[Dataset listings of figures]
>>

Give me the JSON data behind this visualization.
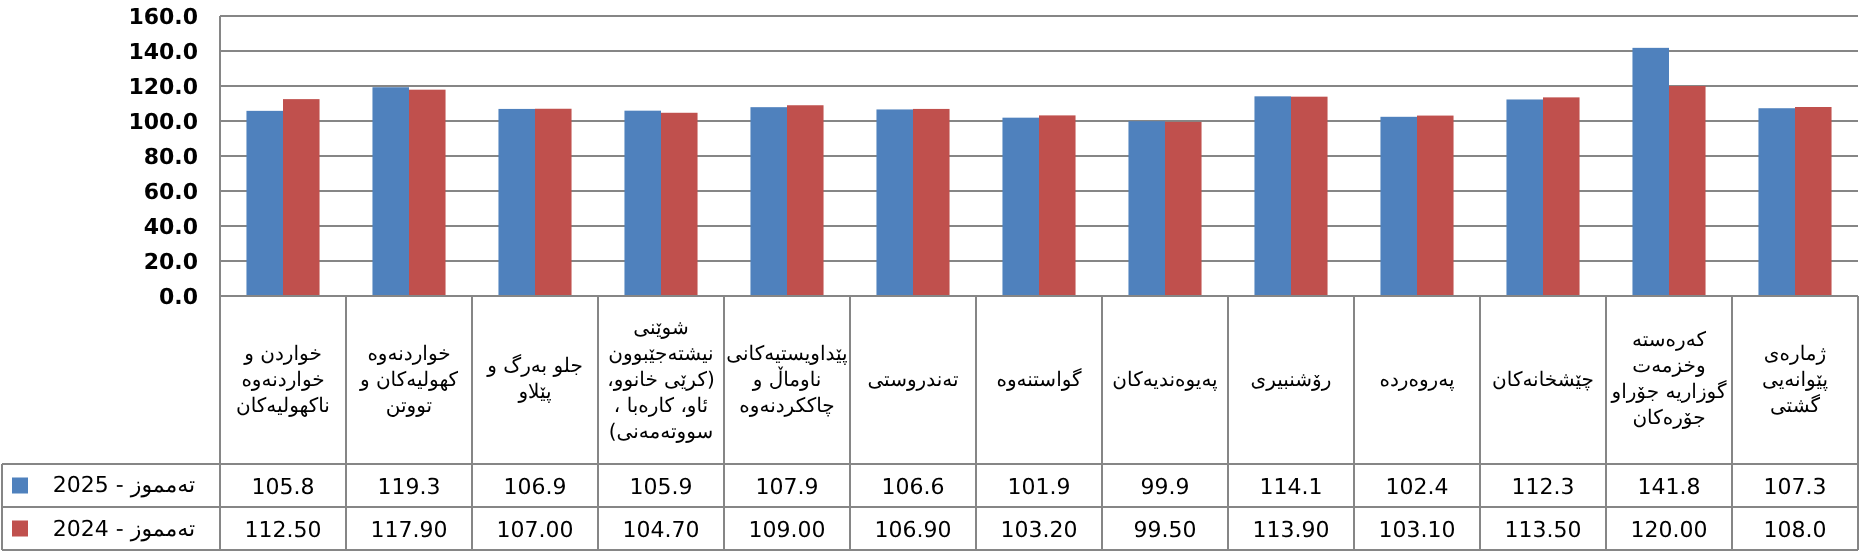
{
  "chart_data": {
    "type": "bar",
    "categories": [
      "خواردن و خواردنەوە ناکهولیەکان",
      "خواردنەوە کهولیەکان و تووتن",
      "جلو بەرگ و پێلاو",
      "شوێنی نیشتەجێبوون (کرێی خانوو، ئاو، کارەبا ، سووتەمەنی)",
      "پێداویستیەکانی ناوماڵ و چاککردنەوە",
      "تەندروستی",
      "گواستنەوە",
      "پەیوەندیەکان",
      "رۆشنبیری",
      "پەروەردە",
      "چێشخانەکان",
      "کەرەستە وخزمەت گوزاریە جۆراو جۆرەکان",
      "ژمارەی پێوانەیی گشتی"
    ],
    "series": [
      {
        "name": "تەمموز - 2025",
        "color": "#4f81bd",
        "values": [
          105.8,
          119.3,
          106.9,
          105.9,
          107.9,
          106.6,
          101.9,
          99.9,
          114.1,
          102.4,
          112.3,
          141.8,
          107.3
        ],
        "value_labels": [
          "105.8",
          "119.3",
          "106.9",
          "105.9",
          "107.9",
          "106.6",
          "101.9",
          "99.9",
          "114.1",
          "102.4",
          "112.3",
          "141.8",
          "107.3"
        ]
      },
      {
        "name": "تەمموز - 2024",
        "color": "#c0504d",
        "values": [
          112.5,
          117.9,
          107.0,
          104.7,
          109.0,
          106.9,
          103.2,
          99.5,
          113.9,
          103.1,
          113.5,
          120.0,
          108.0
        ],
        "value_labels": [
          "112.50",
          "117.90",
          "107.00",
          "104.70",
          "109.00",
          "106.90",
          "103.20",
          "99.50",
          "113.90",
          "103.10",
          "113.50",
          "120.00",
          "108.0"
        ]
      }
    ],
    "ylim": [
      0,
      160
    ],
    "yticks": [
      {
        "value": 0,
        "label": "0.0"
      },
      {
        "value": 20,
        "label": "20.0"
      },
      {
        "value": 40,
        "label": "40.0"
      },
      {
        "value": 60,
        "label": "60.0"
      },
      {
        "value": 80,
        "label": "80.0"
      },
      {
        "value": 100,
        "label": "100.0"
      },
      {
        "value": 120,
        "label": "120.0"
      },
      {
        "value": 140,
        "label": "140.0"
      },
      {
        "value": 160,
        "label": "160.0"
      }
    ],
    "grid": "y",
    "legend": "bottom"
  }
}
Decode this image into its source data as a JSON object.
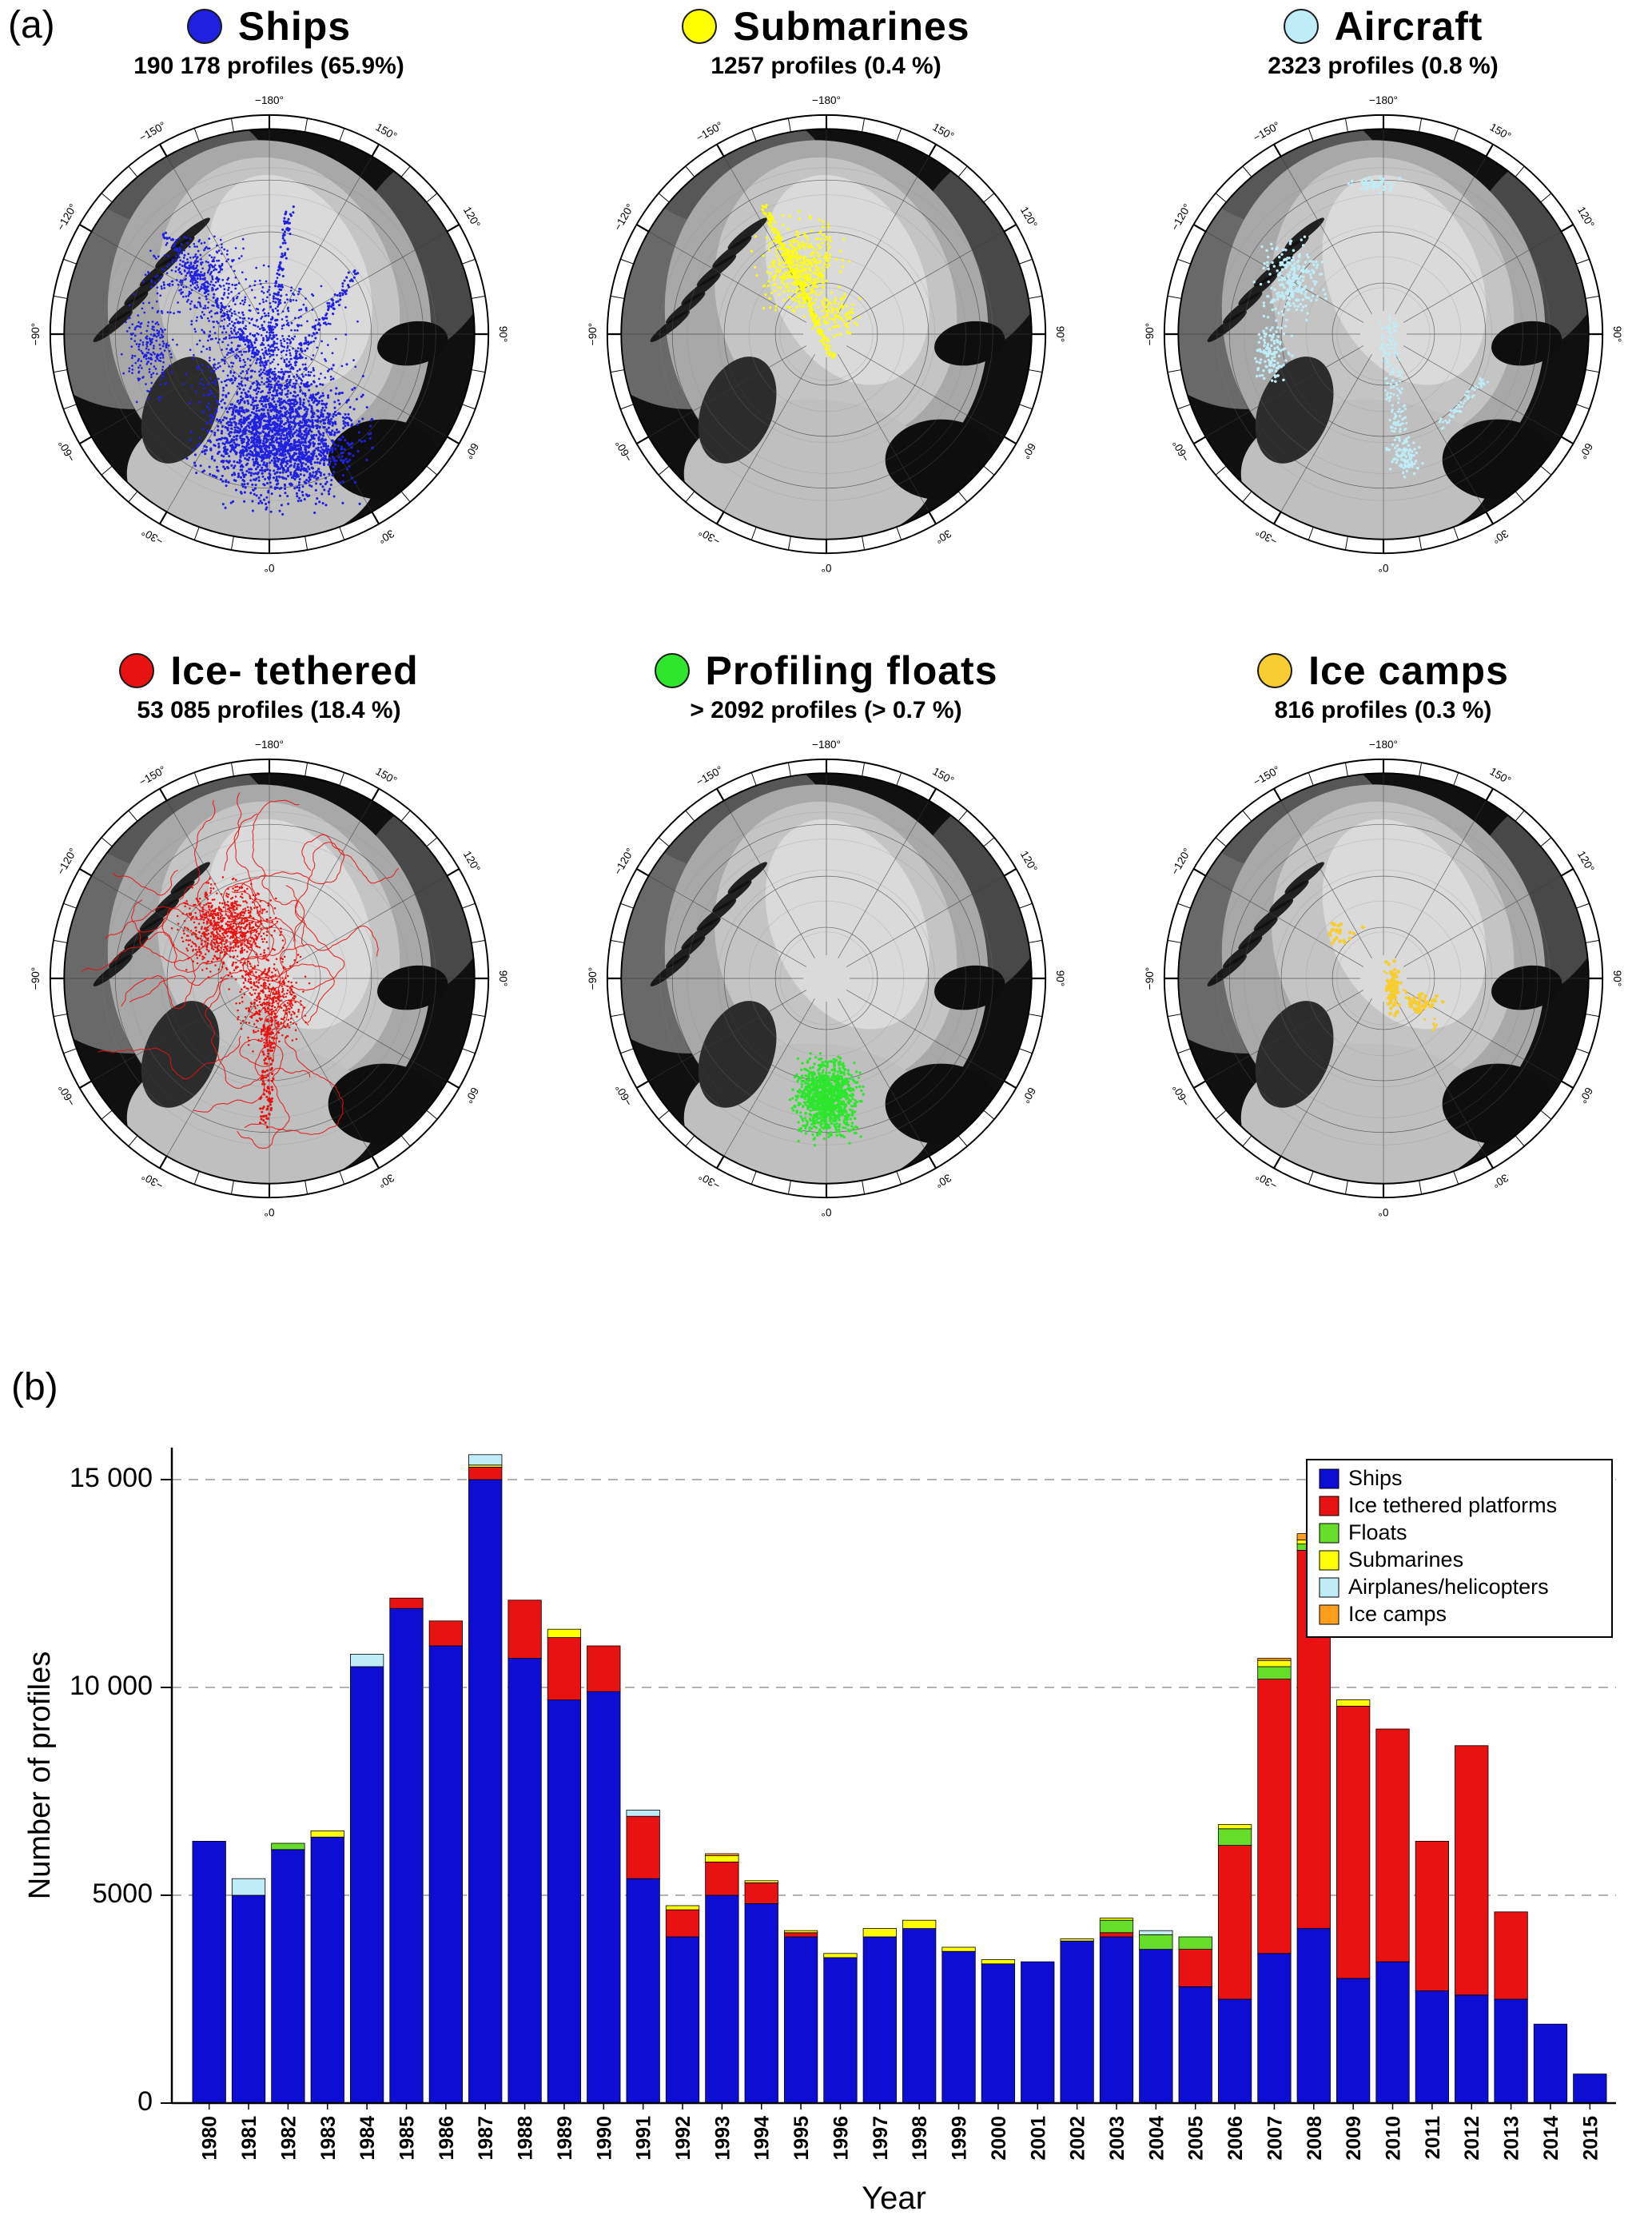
{
  "figure": {
    "panel_a_label": "(a)",
    "panel_b_label": "(b)"
  },
  "panel_a": {
    "ring_labels": [
      "−180°",
      "150°",
      "120°",
      "90°",
      "60°",
      "30°",
      "0°",
      "−30°",
      "−60°",
      "−90°",
      "−120°",
      "−150°"
    ],
    "maps": [
      {
        "id": "ships",
        "title": "Ships",
        "subtitle": "190 178 profiles (65.9%)",
        "color": "#2020e0",
        "scatter": [
          {
            "t": "b",
            "x": 0.05,
            "y": 0.5,
            "rx": 0.52,
            "ry": 0.42,
            "n": 2000,
            "s": 1.6
          },
          {
            "t": "b",
            "x": -0.05,
            "y": 0.05,
            "rx": 0.55,
            "ry": 0.45,
            "n": 700,
            "s": 1.4
          },
          {
            "t": "b",
            "x": -0.35,
            "y": -0.3,
            "rx": 0.3,
            "ry": 0.25,
            "n": 330,
            "s": 1.4
          },
          {
            "t": "b",
            "x": -0.58,
            "y": 0.08,
            "rx": 0.16,
            "ry": 0.3,
            "n": 200,
            "s": 1.4
          },
          {
            "t": "l",
            "x1": 0.0,
            "y1": 0.1,
            "x2": 0.1,
            "y2": -0.62,
            "n": 120,
            "w": 0.02
          },
          {
            "t": "l",
            "x1": 0.05,
            "y1": 0.25,
            "x2": -0.5,
            "y2": -0.48,
            "n": 150,
            "w": 0.02
          },
          {
            "t": "l",
            "x1": 0.0,
            "y1": 0.3,
            "x2": 0.42,
            "y2": -0.3,
            "n": 120,
            "w": 0.02
          }
        ]
      },
      {
        "id": "submarines",
        "title": "Submarines",
        "subtitle": "1257 profiles (0.4 %)",
        "color": "#ffff00",
        "scatter": [
          {
            "t": "b",
            "x": -0.12,
            "y": -0.32,
            "rx": 0.27,
            "ry": 0.3,
            "n": 420,
            "s": 1.6
          },
          {
            "t": "l",
            "x1": -0.3,
            "y1": -0.62,
            "x2": 0.03,
            "y2": 0.12,
            "n": 260,
            "w": 0.015
          },
          {
            "t": "b",
            "x": 0.06,
            "y": -0.08,
            "rx": 0.15,
            "ry": 0.15,
            "n": 90,
            "s": 1.6
          }
        ]
      },
      {
        "id": "aircraft",
        "title": "Aircraft",
        "subtitle": "2323 profiles (0.8 %)",
        "color": "#bfecf7",
        "scatter": [
          {
            "t": "b",
            "x": -0.45,
            "y": -0.25,
            "rx": 0.2,
            "ry": 0.28,
            "n": 260,
            "s": 1.8
          },
          {
            "t": "b",
            "x": -0.55,
            "y": 0.1,
            "rx": 0.12,
            "ry": 0.18,
            "n": 120,
            "s": 1.8
          },
          {
            "t": "l",
            "x1": 0.02,
            "y1": -0.05,
            "x2": 0.08,
            "y2": 0.5,
            "n": 160,
            "w": 0.045
          },
          {
            "t": "b",
            "x": 0.1,
            "y": 0.6,
            "rx": 0.12,
            "ry": 0.13,
            "n": 90,
            "s": 1.8
          },
          {
            "t": "b",
            "x": -0.05,
            "y": -0.73,
            "rx": 0.18,
            "ry": 0.05,
            "n": 50,
            "s": 1.8
          },
          {
            "t": "l",
            "x1": 0.28,
            "y1": 0.45,
            "x2": 0.5,
            "y2": 0.22,
            "n": 60,
            "w": 0.02
          }
        ]
      },
      {
        "id": "ice-tethered",
        "title": "Ice- tethered",
        "subtitle": "53 085 profiles (18.4 %)",
        "color": "#e81212",
        "scatter": [
          {
            "t": "w",
            "x": -0.22,
            "y": -0.26,
            "r": 0.28,
            "nw": 14,
            "st": 60,
            "sp": 0.018
          },
          {
            "t": "w",
            "x": 0.0,
            "y": 0.05,
            "r": 0.22,
            "nw": 10,
            "st": 60,
            "sp": 0.018
          },
          {
            "t": "b",
            "x": -0.2,
            "y": -0.25,
            "rx": 0.3,
            "ry": 0.28,
            "n": 800,
            "s": 1.3
          },
          {
            "t": "b",
            "x": 0.0,
            "y": 0.1,
            "rx": 0.22,
            "ry": 0.3,
            "n": 450,
            "s": 1.3
          },
          {
            "t": "l",
            "x1": 0.0,
            "y1": 0.2,
            "x2": -0.02,
            "y2": 0.72,
            "n": 120,
            "w": 0.03
          }
        ]
      },
      {
        "id": "profiling-floats",
        "title": "Profiling floats",
        "subtitle": "> 2092 profiles (> 0.7 %)",
        "color": "#2de62d",
        "scatter": [
          {
            "t": "b",
            "x": 0.0,
            "y": 0.58,
            "rx": 0.2,
            "ry": 0.25,
            "n": 1100,
            "s": 1.7
          }
        ]
      },
      {
        "id": "ice-camps",
        "title": "Ice camps",
        "subtitle": "816 profiles (0.3 %)",
        "color": "#f7cd32",
        "scatter": [
          {
            "t": "b",
            "x": 0.04,
            "y": 0.05,
            "rx": 0.05,
            "ry": 0.2,
            "n": 70,
            "s": 2.4
          },
          {
            "t": "b",
            "x": 0.2,
            "y": 0.12,
            "rx": 0.1,
            "ry": 0.05,
            "n": 40,
            "s": 2.4
          },
          {
            "t": "b",
            "x": -0.2,
            "y": -0.22,
            "rx": 0.14,
            "ry": 0.08,
            "n": 25,
            "s": 2.4
          },
          {
            "t": "l",
            "x1": 0.0,
            "y1": -0.05,
            "x2": 0.26,
            "y2": 0.25,
            "n": 35,
            "w": 0.02
          }
        ]
      }
    ]
  },
  "panel_b": {
    "ylabel": "Number of profiles",
    "xlabel": "Year",
    "ytick_labels": [
      "0",
      "5000",
      "10 000",
      "15 000"
    ],
    "ytick_values": [
      0,
      5000,
      10000,
      15000
    ]
  },
  "chart_data": {
    "type": "bar",
    "stacked": true,
    "title": "",
    "xlabel": "Year",
    "ylabel": "Number of profiles",
    "ylim": [
      0,
      16000
    ],
    "grid": "horizontal dashed at 5000, 10000, 15000",
    "legend_position": "top-right",
    "categories": [
      "1980",
      "1981",
      "1982",
      "1983",
      "1984",
      "1985",
      "1986",
      "1987",
      "1988",
      "1989",
      "1990",
      "1991",
      "1992",
      "1993",
      "1994",
      "1995",
      "1996",
      "1997",
      "1998",
      "1999",
      "2000",
      "2001",
      "2002",
      "2003",
      "2004",
      "2005",
      "2006",
      "2007",
      "2008",
      "2009",
      "2010",
      "2011",
      "2012",
      "2013",
      "2014",
      "2015"
    ],
    "series": [
      {
        "name": "Ships",
        "color": "#0d0dd4",
        "values": [
          6300,
          5000,
          6100,
          6400,
          10500,
          11900,
          11000,
          15000,
          10700,
          9700,
          9900,
          5400,
          4000,
          5000,
          4800,
          4000,
          3500,
          4000,
          4200,
          3650,
          3350,
          3400,
          3900,
          4000,
          3700,
          2800,
          2500,
          3600,
          4200,
          3000,
          3400,
          2700,
          2600,
          2500,
          1900,
          700
        ]
      },
      {
        "name": "Ice tethered platforms",
        "color": "#e81212",
        "values": [
          0,
          0,
          0,
          0,
          0,
          250,
          600,
          300,
          1400,
          1500,
          1100,
          1500,
          650,
          800,
          500,
          100,
          0,
          0,
          0,
          0,
          0,
          0,
          0,
          100,
          0,
          900,
          3700,
          6600,
          9100,
          6550,
          5600,
          3600,
          6000,
          2100,
          0,
          0
        ]
      },
      {
        "name": "Floats",
        "color": "#66dd28",
        "values": [
          0,
          0,
          150,
          0,
          0,
          0,
          0,
          0,
          0,
          0,
          0,
          0,
          0,
          0,
          0,
          0,
          0,
          0,
          0,
          0,
          0,
          0,
          0,
          300,
          350,
          300,
          400,
          300,
          150,
          0,
          0,
          0,
          0,
          0,
          0,
          0
        ]
      },
      {
        "name": "Submarines",
        "color": "#ffff00",
        "values": [
          0,
          0,
          0,
          150,
          0,
          0,
          0,
          50,
          0,
          200,
          0,
          0,
          100,
          150,
          50,
          50,
          100,
          200,
          200,
          100,
          100,
          0,
          50,
          50,
          0,
          0,
          100,
          150,
          100,
          150,
          0,
          0,
          0,
          0,
          0,
          0
        ]
      },
      {
        "name": "Airplanes/helicopters",
        "color": "#bfecf7",
        "values": [
          0,
          400,
          0,
          0,
          300,
          0,
          0,
          250,
          0,
          0,
          0,
          150,
          0,
          0,
          0,
          0,
          0,
          0,
          0,
          0,
          0,
          0,
          0,
          0,
          100,
          0,
          0,
          0,
          0,
          0,
          0,
          0,
          0,
          0,
          0,
          0
        ]
      },
      {
        "name": "Ice camps",
        "color": "#ff9d1c",
        "values": [
          0,
          0,
          0,
          0,
          0,
          0,
          0,
          0,
          0,
          0,
          0,
          0,
          0,
          50,
          0,
          0,
          0,
          0,
          0,
          0,
          0,
          0,
          0,
          0,
          0,
          0,
          0,
          50,
          150,
          0,
          0,
          0,
          0,
          0,
          0,
          0
        ]
      }
    ]
  }
}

<<

- [TO BE DONE] Extract all lines that hold the word "name".

- [IN RESPONSE]
        "name": "تەمموز - 2025",
        "name": "تەمموز - 2024",
        "name": "Ships",
        "name": "Ice tethered platforms",
        "name": "Floats",
        "name": "Submarines",
        "name": "Airplanes/helicopters",
        "name": "Ice camps",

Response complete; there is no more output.